* _Task instructions_:
Report, as a bare number, how many lines of the material below contain the word "watermark".

◆ ◆ ◆ ◆ ◆ ◆ ◆

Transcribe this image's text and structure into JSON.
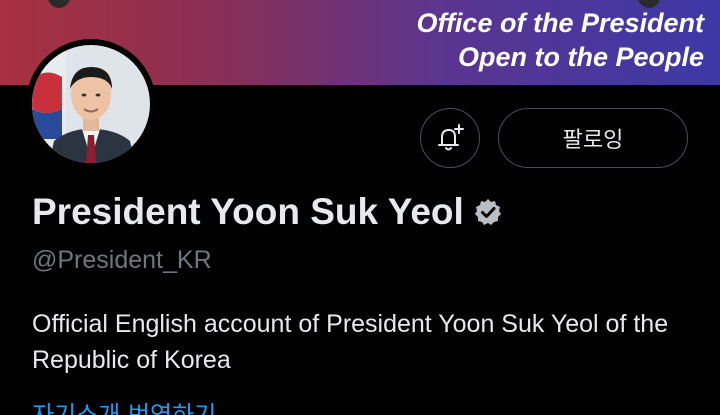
{
  "banner": {
    "line1": "Office of the President",
    "line2": "Open to the People"
  },
  "profile": {
    "display_name": "President Yoon Suk Yeol",
    "handle": "@President_KR",
    "bio": "Official English account of President Yoon Suk Yeol of the Republic of Korea",
    "verified": true
  },
  "actions": {
    "follow_label": "팔로잉",
    "notification_icon": "bell-plus-icon"
  },
  "bio_translate_label": "자기소개 번역하기",
  "colors": {
    "background": "#000000",
    "text_primary": "#e7e9ea",
    "text_secondary": "#71767b",
    "link": "#1d9bf0",
    "button_border": "#4a4f55"
  }
}
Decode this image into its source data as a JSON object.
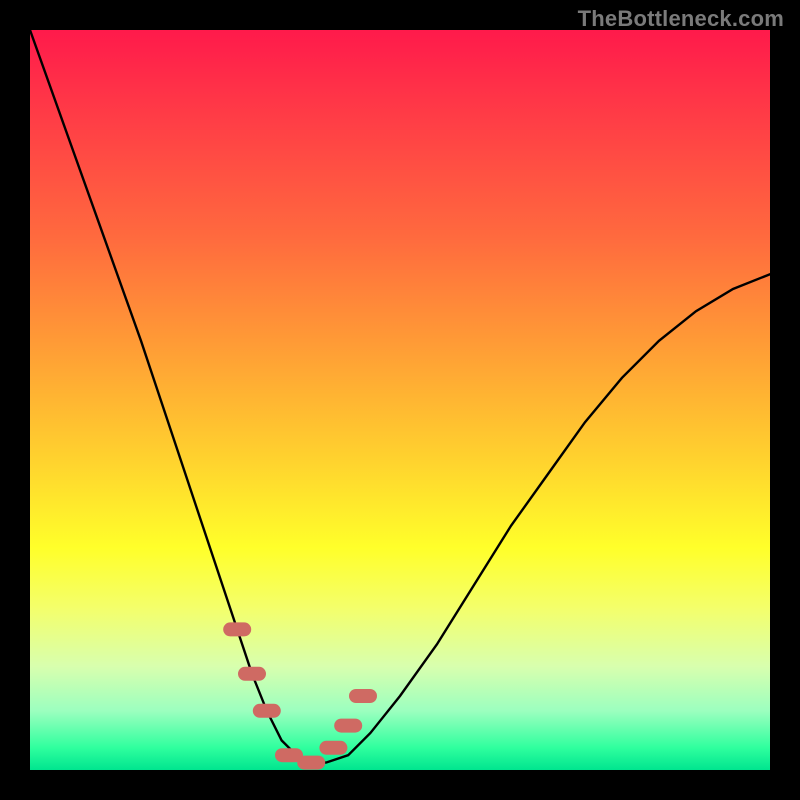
{
  "watermark": "TheBottleneck.com",
  "colors": {
    "background": "#000000",
    "curve": "#000000",
    "marker": "#cf6a63",
    "watermark": "#7a7a7a",
    "gradient_stops": [
      "#ff1a4b",
      "#ff3d46",
      "#ff6a3e",
      "#ff9a36",
      "#ffd22e",
      "#ffff2a",
      "#f4ff6a",
      "#d8ffae",
      "#9cffbf",
      "#2fff9e",
      "#00e58f"
    ]
  },
  "chart_data": {
    "type": "line",
    "title": "",
    "xlabel": "",
    "ylabel": "",
    "xlim": [
      0,
      100
    ],
    "ylim": [
      0,
      100
    ],
    "grid": false,
    "legend": false,
    "series": [
      {
        "name": "bottleneck-curve",
        "x": [
          0,
          5,
          10,
          15,
          20,
          25,
          28,
          30,
          32,
          34,
          36,
          38,
          40,
          43,
          46,
          50,
          55,
          60,
          65,
          70,
          75,
          80,
          85,
          90,
          95,
          100
        ],
        "y": [
          100,
          86,
          72,
          58,
          43,
          28,
          19,
          13,
          8,
          4,
          2,
          1,
          1,
          2,
          5,
          10,
          17,
          25,
          33,
          40,
          47,
          53,
          58,
          62,
          65,
          67
        ]
      }
    ],
    "markers": {
      "name": "highlighted-segment",
      "x": [
        28,
        30,
        32,
        35,
        38,
        41,
        43,
        45
      ],
      "y": [
        19,
        13,
        8,
        2,
        1,
        3,
        6,
        10
      ]
    },
    "annotations": [
      {
        "text": "TheBottleneck.com",
        "position": "top-right"
      }
    ]
  }
}
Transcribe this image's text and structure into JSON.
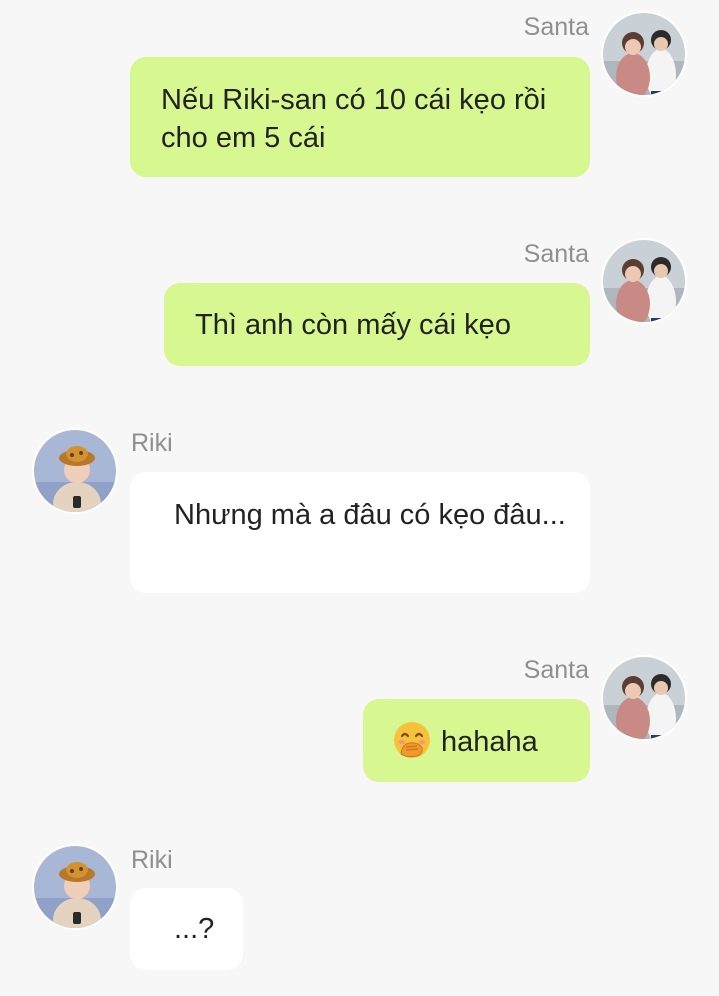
{
  "messages": [
    {
      "sender": "Santa",
      "side": "right",
      "avatar": "santa-avatar",
      "text": "Nếu Riki-san có 10 cái kẹo rồi cho em 5 cái"
    },
    {
      "sender": "Santa",
      "side": "right",
      "avatar": "santa-avatar",
      "text": "Thì anh còn mấy cái kẹo"
    },
    {
      "sender": "Riki",
      "side": "left",
      "avatar": "riki-avatar",
      "text": "Nhưng mà a đâu có kẹo đâu..."
    },
    {
      "sender": "Santa",
      "side": "right",
      "avatar": "santa-avatar",
      "emoji": "hand-over-mouth-emoji",
      "text": "hahaha"
    },
    {
      "sender": "Riki",
      "side": "left",
      "avatar": "riki-avatar",
      "text": "...?"
    }
  ],
  "colors": {
    "background": "#f7f7f7",
    "sent_bubble": "#d7f791",
    "received_bubble": "#ffffff",
    "name_text": "#8f8f8f",
    "message_text": "#222222"
  }
}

◆ ◆ ◆ ◆ ◆ ◆ ◆

* _Problem solution_:
2